Records supplied:
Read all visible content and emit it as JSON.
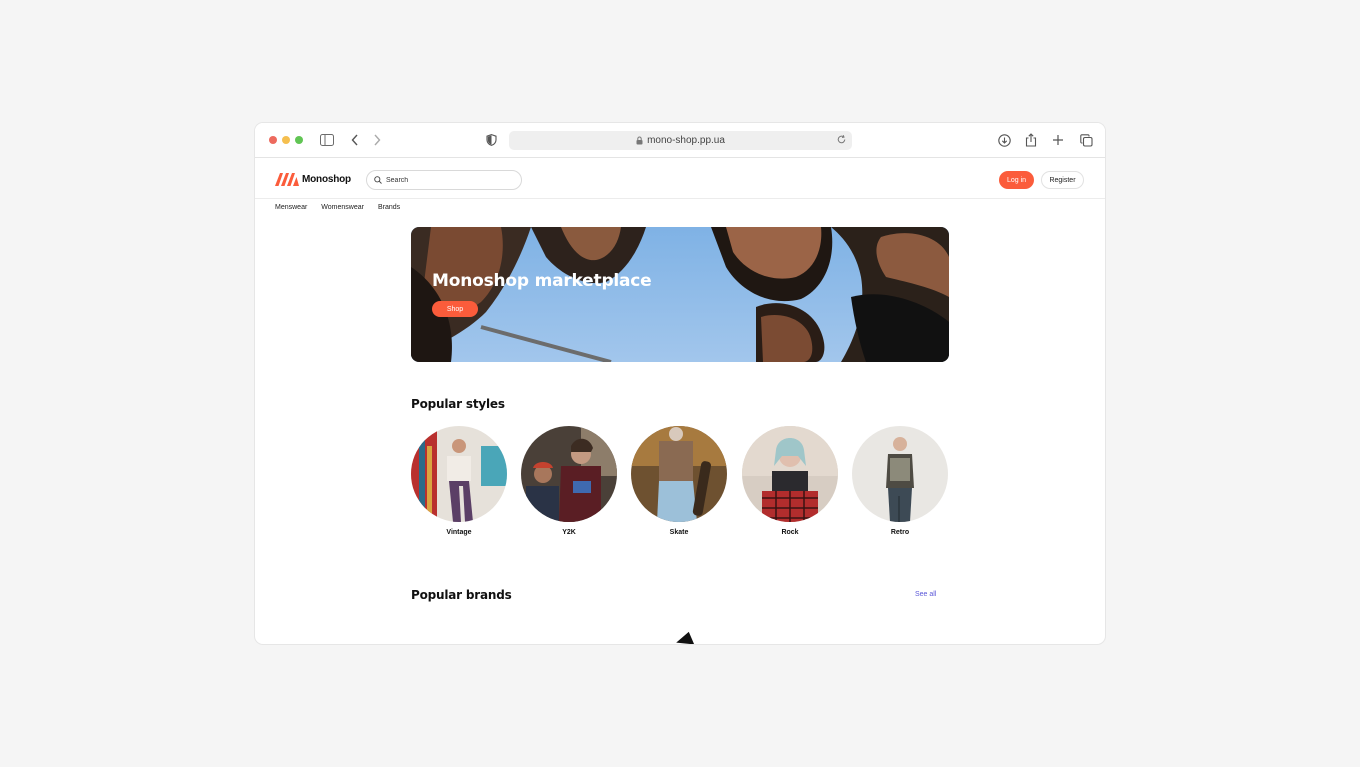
{
  "browser": {
    "url": "mono-shop.pp.ua"
  },
  "header": {
    "logo_text": "Monoshop",
    "search_placeholder": "Search",
    "login_label": "Log in",
    "register_label": "Register"
  },
  "nav": {
    "items": [
      "Menswear",
      "Womenswear",
      "Brands"
    ]
  },
  "hero": {
    "title": "Monoshop marketplace",
    "button_label": "Shop"
  },
  "popular_styles": {
    "title": "Popular styles",
    "items": [
      {
        "label": "Vintage"
      },
      {
        "label": "Y2K"
      },
      {
        "label": "Skate"
      },
      {
        "label": "Rock"
      },
      {
        "label": "Retro"
      }
    ]
  },
  "popular_brands": {
    "title": "Popular brands",
    "see_all_label": "See all"
  },
  "colors": {
    "accent": "#fb5c3b",
    "link": "#5b58d8"
  }
}
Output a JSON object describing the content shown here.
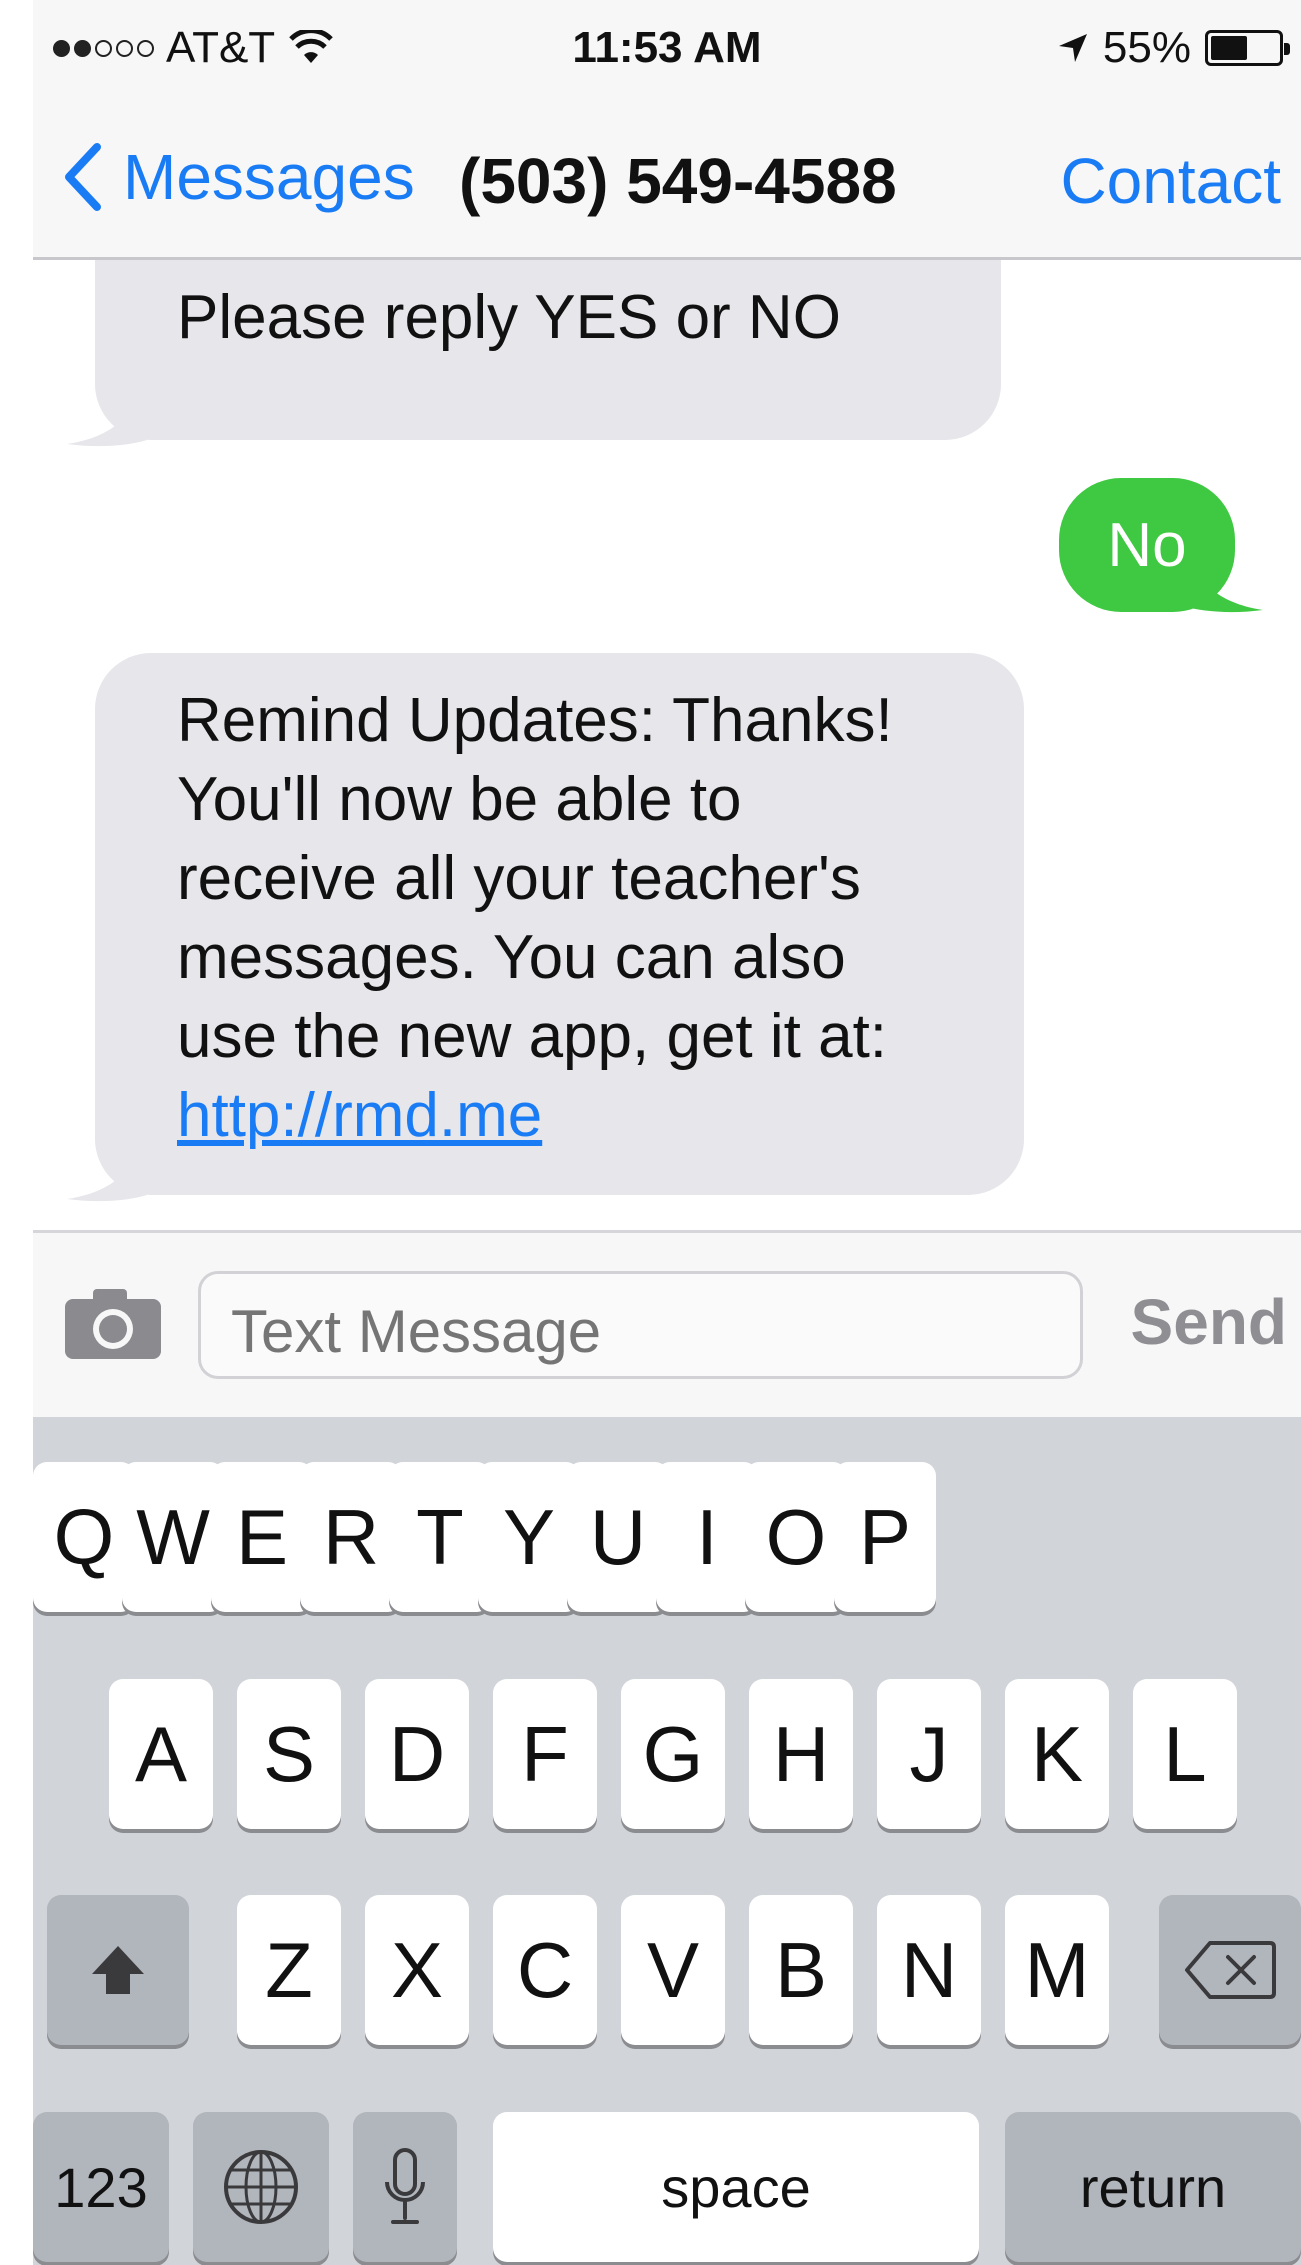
{
  "status_bar": {
    "carrier": "AT&T",
    "time": "11:53 AM",
    "battery": "55%",
    "battery_level": 0.55,
    "signal_bars": 2,
    "icons": [
      "signal-dots-icon",
      "wifi-icon",
      "location-arrow-icon",
      "battery-icon"
    ]
  },
  "nav": {
    "back_label": "Messages",
    "title": "(503) 549-4588",
    "contact_label": "Contact",
    "icons": [
      "chevron-left-icon"
    ]
  },
  "conversation": {
    "messages": [
      {
        "direction": "incoming",
        "lines": [
          "Please reply YES or NO"
        ]
      },
      {
        "direction": "outgoing",
        "lines": [
          "No"
        ]
      },
      {
        "direction": "incoming",
        "lines": [
          "Remind Updates: Thanks!",
          "You'll now be able to",
          "receive all your teacher's",
          "messages. You can also",
          "use the new app, get it at:"
        ],
        "link": "http://rmd.me"
      }
    ]
  },
  "input_bar": {
    "placeholder": "Text Message",
    "send_label": "Send",
    "icons": [
      "camera-icon"
    ]
  },
  "keyboard": {
    "row1": [
      "Q",
      "W",
      "E",
      "R",
      "T",
      "Y",
      "U",
      "I",
      "O",
      "P"
    ],
    "row2": [
      "A",
      "S",
      "D",
      "F",
      "G",
      "H",
      "J",
      "K",
      "L"
    ],
    "row3": [
      "Z",
      "X",
      "C",
      "V",
      "B",
      "N",
      "M"
    ],
    "numbers_label": "123",
    "space_label": "space",
    "return_label": "return",
    "icons": [
      "shift-icon",
      "delete-icon",
      "globe-icon",
      "microphone-icon"
    ]
  },
  "colors": {
    "accent_blue": "#1a7cf5",
    "outgoing_bubble": "#3fc942",
    "incoming_bubble": "#e6e6eb",
    "keyboard_bg": "#d1d4d9"
  }
}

Task instructions:
Extract each line holding the string "title".

Final result:
    "title": "Monoshop marketplace",
    "title": "Popular styles",
    "title": "Popular brands",
    "title": "(503) 549-4588",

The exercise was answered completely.